Set exercise ▸
Reproduce every record below exactly as written, leaving out any pictures.

Listed records ▸
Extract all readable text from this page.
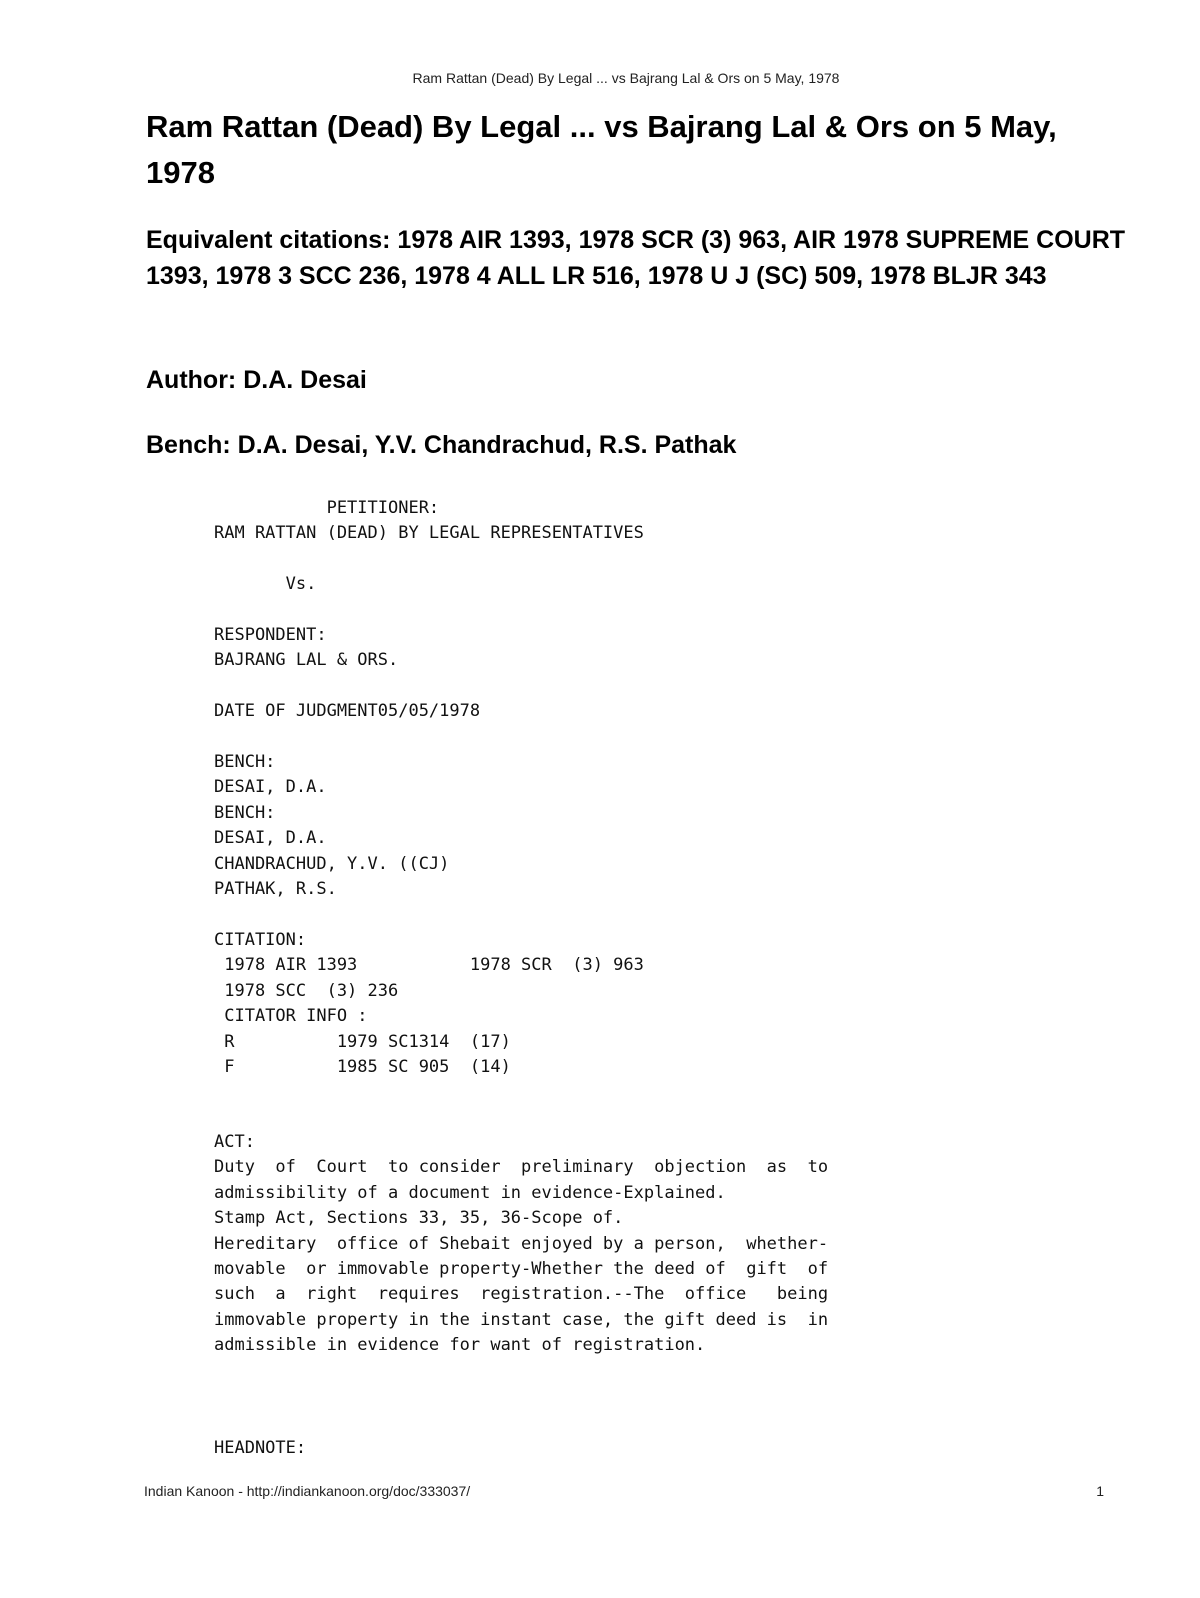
Ram Rattan (Dead) By Legal ... vs Bajrang Lal & Ors on 5 May, 1978
Ram Rattan (Dead) By Legal ... vs Bajrang Lal & Ors on 5 May, 1978
Equivalent citations: 1978 AIR 1393, 1978 SCR (3) 963, AIR 1978 SUPREME COURT 1393, 1978 3 SCC 236, 1978 4 ALL LR 516, 1978 U J (SC) 509, 1978 BLJR 343
Author: D.A. Desai
Bench: D.A. Desai, Y.V. Chandrachud, R.S. Pathak
PETITIONER:
RAM RATTAN (DEAD) BY LEGAL REPRESENTATIVES

Vs.

RESPONDENT:
BAJRANG LAL & ORS.

DATE OF JUDGMENT05/05/1978

BENCH:
DESAI, D.A.
BENCH:
DESAI, D.A.
CHANDRACHUD, Y.V. ((CJ)
PATHAK, R.S.

CITATION:
1978 AIR 1393           1978 SCR  (3) 963
1978 SCC  (3) 236
CITATOR INFO :
R          1979 SC1314  (17)
F          1985 SC 905  (14)
ACT:
Duty  of  Court  to consider  preliminary  objection  as  to
admissibility of a document in evidence-Explained.
Stamp Act, Sections 33, 35, 36-Scope of.
Hereditary  office of Shebait enjoyed by a person,  whether-
movable  or immovable property-Whether the deed of  gift  of
such  a  right  requires  registration.--The  office   being
immovable property in the instant case, the gift deed is  in
admissible in evidence for want of registration.
HEADNOTE:
Indian Kanoon - http://indiankanoon.org/doc/333037/	1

Correct output ▸
Extract all readable text from this page.
Ram Rattan (Dead) By Legal ... vs Bajrang Lal & Ors on 5 May, 1978
Ram Rattan (Dead) By Legal ... vs Bajrang Lal & Ors on 5 May, 1978
Equivalent citations: 1978 AIR 1393, 1978 SCR (3) 963, AIR 1978 SUPREME COURT 1393, 1978 3 SCC 236, 1978 4 ALL LR 516, 1978 U J (SC) 509, 1978 BLJR 343
Author: D.A. Desai
Bench: D.A. Desai, Y.V. Chandrachud, R.S. Pathak
PETITIONER:
RAM RATTAN (DEAD) BY LEGAL REPRESENTATIVES

Vs.

RESPONDENT:
BAJRANG LAL & ORS.

DATE OF JUDGMENT05/05/1978

BENCH:
DESAI, D.A.
BENCH:
DESAI, D.A.
CHANDRACHUD, Y.V. ((CJ)
PATHAK, R.S.

CITATION:
1978 AIR 1393           1978 SCR  (3) 963
1978 SCC  (3) 236
CITATOR INFO :
R          1979 SC1314  (17)
F          1985 SC 905  (14)
ACT:
Duty  of  Court  to consider  preliminary  objection  as  to
admissibility of a document in evidence-Explained.
Stamp Act, Sections 33, 35, 36-Scope of.
Hereditary  office of Shebait enjoyed by a person,  whether-
movable  or immovable property-Whether the deed of  gift  of
such  a  right  requires  registration.--The  office   being
immovable property in the instant case, the gift deed is  in
admissible in evidence for want of registration.
HEADNOTE:
Indian Kanoon - http://indiankanoon.org/doc/333037/	1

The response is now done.